## START Excerpted data
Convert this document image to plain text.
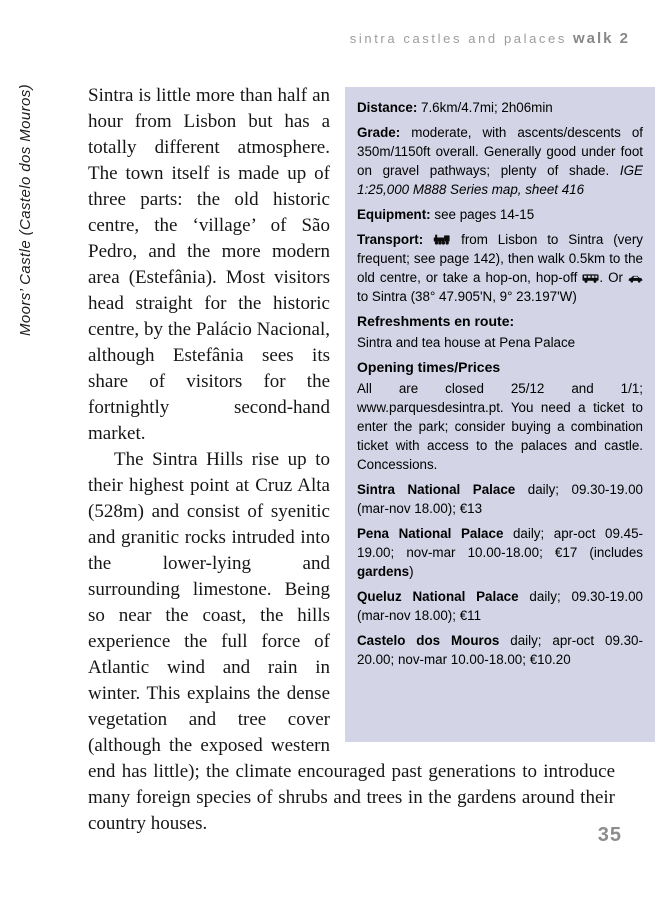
sintra castles and palaces walk 2
Moors’ Castle (Castelo dos Mouros)	Distance: 7.6km/4.7mi; 2h06min

Grade: moderate, with ascents/descents of 350m/1150ft overall. Generally good under foot on gravel pathways; plenty of shade. IGE 1:25,000 M888 Series map, sheet 416

Equipment: see pages 14-15

Transport:	from Lisbon to Sintra (very frequent; see page 142), then walk 0.5km to the old centre, or take a hop-on, hop-off . Or  to Sintra (38° 47.905'N, 9° 23.197'W)

Refreshments en route:

Sintra and tea house at Pena Palace

Opening times/Prices

All are closed 25/12 and 1/1; www.parquesdesintra.pt. You need a ticket to enter the park; consider buying a combination ticket with access to the palaces and castle. Concessions.

Sintra National Palace daily; 09.30-19.00 (mar-nov 18.00); €13

Pena National Palace daily; apr-oct 09.45-19.00; nov-mar 10.00-18.00; €17 (includes gardens)

Queluz National Palace daily; 09.30-19.00 (mar-nov 18.00); €11

Castelo dos Mouros daily; apr-oct 09.30-20.00; nov-mar 10.00-18.00; €10.20

Sintra is little more than half an hour from Lisbon but has a totally different atmosphere. The town itself is made up of three parts: the old historic centre, the ‘village’ of São Pedro, and the more modern area (Estefânia). Most visitors head straight for the historic centre, by the Palácio Nacional, although Estefânia sees its share of visitors for the fortnightly second-hand market.

The Sintra Hills rise up to their highest point at Cruz Alta (528m) and consist of syenitic and granitic rocks intruded into the lower-lying and surrounding limestone. Being so near the coast, the hills experience the full force of Atlantic wind and rain in winter. This explains the dense vegetation and tree cover (although the exposed western end has little); the climate encouraged past generations to introduce many foreign species of shrubs and trees in the gardens around their country houses.

35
## END Excerpted data
- **Stated task**:
Pick out and copy the lines of the material that include the word "walk".

- **Response to the task**:
sintra castles and palaces walk 2
Transport:	from Lisbon to Sintra (very frequent; see page 142), then walk 0.5km to the old centre, or take a hop-on, hop-off . Or  to Sintra (38° 47.905'N, 9° 23.197'W)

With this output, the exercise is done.